* **Problem**
Could you format the records from the line containing "scene-kids-room: 30x40 cm" up to and including the line containing "bedroom-illustration <box>401 0 800 399</box>" as a JSON list of strings, one string per line, with blank lines left out?

* **Information given**

□ □ □ □ □

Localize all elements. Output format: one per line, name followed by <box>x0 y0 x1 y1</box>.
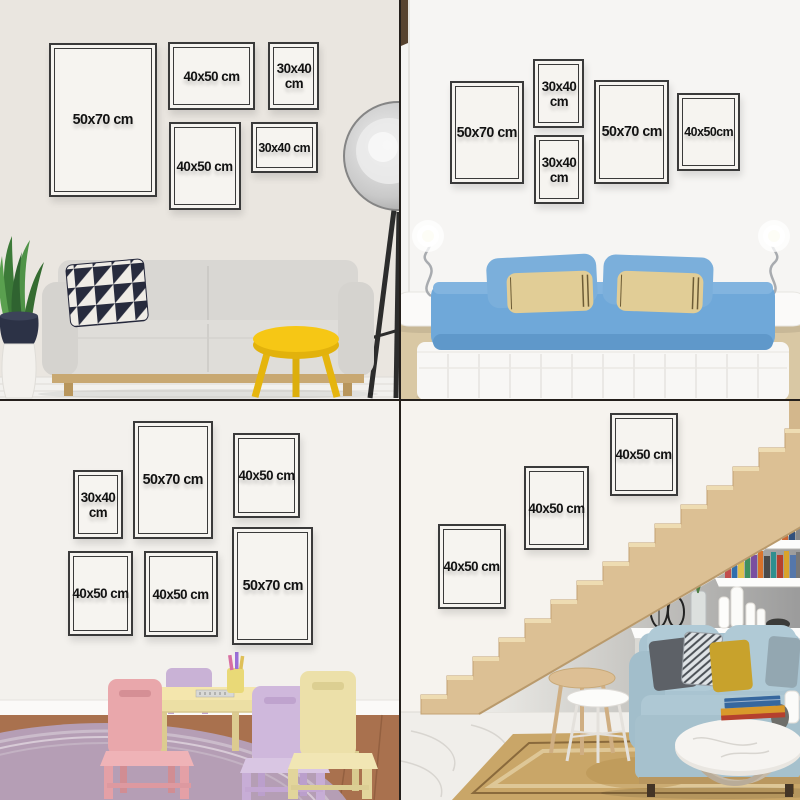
scene-kids-room: 30x40 cm 50x70 cm 40x50 cm 40x50 cm 40x5… <box>0 401 399 800</box>
scene-bedroom: 50x70 cm 30x40 cm 30x40 cm 50x70 cm 40x5… <box>401 0 800 399</box>
scene-living-room: 50x70 cm 40x50 cm 30x40 cm 40x50 cm 30x4… <box>0 0 399 399</box>
frame-size-label: 30x40 cm <box>537 155 581 184</box>
size-frame-30x40: 30x40 cm <box>73 470 123 539</box>
frame-size-label: 50x70 cm <box>143 472 203 488</box>
frame-size-label: 40x50 cm <box>616 447 672 462</box>
frame-size-label: 30x40 cm <box>259 141 311 155</box>
frame-size-label: 40x50 cm <box>72 586 128 601</box>
scene-staircase: 40x50 cm 40x50 cm 40x50 cm <box>401 401 800 800</box>
frame-size-label: 40x50 cm <box>153 587 209 602</box>
size-frame-50x70: 50x70 cm <box>133 421 213 539</box>
size-frame-40x50: 40x50 cm <box>610 413 678 496</box>
frame-size-label: 30x40 cm <box>537 79 581 108</box>
size-frame-40x50: 40x50 cm <box>168 42 255 110</box>
frame-size-label: 40x50 cm <box>528 501 584 516</box>
size-frame-40x50: 40x50 cm <box>438 524 506 609</box>
size-frame-30x40: 30x40 cm <box>534 135 584 204</box>
frame-size-label: 50x70 cm <box>73 112 133 128</box>
size-frame-40x50: 40x50 cm <box>144 551 218 637</box>
size-frame-40x50: 40x50 cm <box>169 122 241 210</box>
bed <box>416 282 789 399</box>
size-frame-30x40: 30x40 cm <box>533 59 584 128</box>
frame-size-label: 40x50 cm <box>238 468 294 483</box>
bedroom-illustration <box>401 0 800 399</box>
frame-size-label: 50x70 cm <box>601 124 661 140</box>
frame-size-label: 50x70 cm <box>242 578 302 594</box>
size-frame-40x50: 40x50 cm <box>524 466 589 550</box>
frame-size-label: 30x40 cm <box>76 490 120 519</box>
size-frame-30x40: 30x40 cm <box>251 122 318 173</box>
size-frame-40x50: 40x50cm <box>677 93 740 171</box>
frame-size-label: 40x50 cm <box>444 559 500 574</box>
frame-size-label: 50x70 cm <box>457 125 517 141</box>
frame-size-collage: 50x70 cm 40x50 cm 30x40 cm 40x50 cm 30x4… <box>0 0 800 800</box>
frame-size-label: 40x50cm <box>684 125 733 139</box>
size-frame-50x70: 50x70 cm <box>594 80 669 184</box>
size-frame-50x70: 50x70 cm <box>450 81 524 184</box>
frame-size-label: 40x50 cm <box>177 159 233 174</box>
frame-size-label: 40x50 cm <box>183 69 239 84</box>
size-frame-40x50: 40x50 cm <box>233 433 300 518</box>
triangle-pattern-pillow <box>66 259 149 328</box>
frame-size-label: 30x40 cm <box>272 61 316 90</box>
size-frame-30x40: 30x40 cm <box>268 42 319 110</box>
size-frame-50x70: 50x70 cm <box>49 43 157 197</box>
size-frame-40x50: 40x50 cm <box>68 551 133 636</box>
size-frame-50x70: 50x70 cm <box>232 527 313 645</box>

□ □ □ □ □

* **Answer to the problem**
[
  "scene-kids-room: 30x40 cm 50x70 cm 40x50 cm 40x50 cm 40x5… <box>0 401 399 800</box>",
  "scene-bedroom: 50x70 cm 30x40 cm 30x40 cm 50x70 cm 40x5… <box>401 0 800 399</box>",
  "scene-living-room: 50x70 cm 40x50 cm 30x40 cm 40x50 cm 30x4… <box>0 0 399 399</box>",
  "frame-size-label: 30x40 cm <box>537 155 581 184</box>",
  "size-frame-30x40: 30x40 cm <box>73 470 123 539</box>",
  "frame-size-label: 50x70 cm <box>143 472 203 488</box>",
  "frame-size-label: 40x50 cm <box>616 447 672 462</box>",
  "frame-size-label: 30x40 cm <box>259 141 311 155</box>",
  "frame-size-label: 40x50 cm <box>72 586 128 601</box>",
  "scene-staircase: 40x50 cm 40x50 cm 40x50 cm <box>401 401 800 800</box>",
  "frame-size-label: 40x50 cm <box>153 587 209 602</box>",
  "size-frame-50x70: 50x70 cm <box>133 421 213 539</box>",
  "size-frame-40x50: 40x50 cm <box>610 413 678 496</box>",
  "frame-size-label: 30x40 cm <box>537 79 581 108</box>",
  "size-frame-40x50: 40x50 cm <box>168 42 255 110</box>",
  "frame-size-label: 40x50 cm <box>528 501 584 516</box>",
  "size-frame-40x50: 40x50 cm <box>438 524 506 609</box>",
  "size-frame-30x40: 30x40 cm <box>534 135 584 204</box>",
  "frame-size-label: 50x70 cm <box>73 112 133 128</box>",
  "size-frame-40x50: 40x50 cm <box>144 551 218 637</box>",
  "size-frame-40x50: 40x50 cm <box>169 122 241 210</box>",
  "bed <box>416 282 789 399</box>",
  "size-frame-30x40: 30x40 cm <box>533 59 584 128</box>",
  "frame-size-label: 40x50 cm <box>238 468 294 483</box>",
  "bedroom-illustration <box>401 0 800 399</box>"
]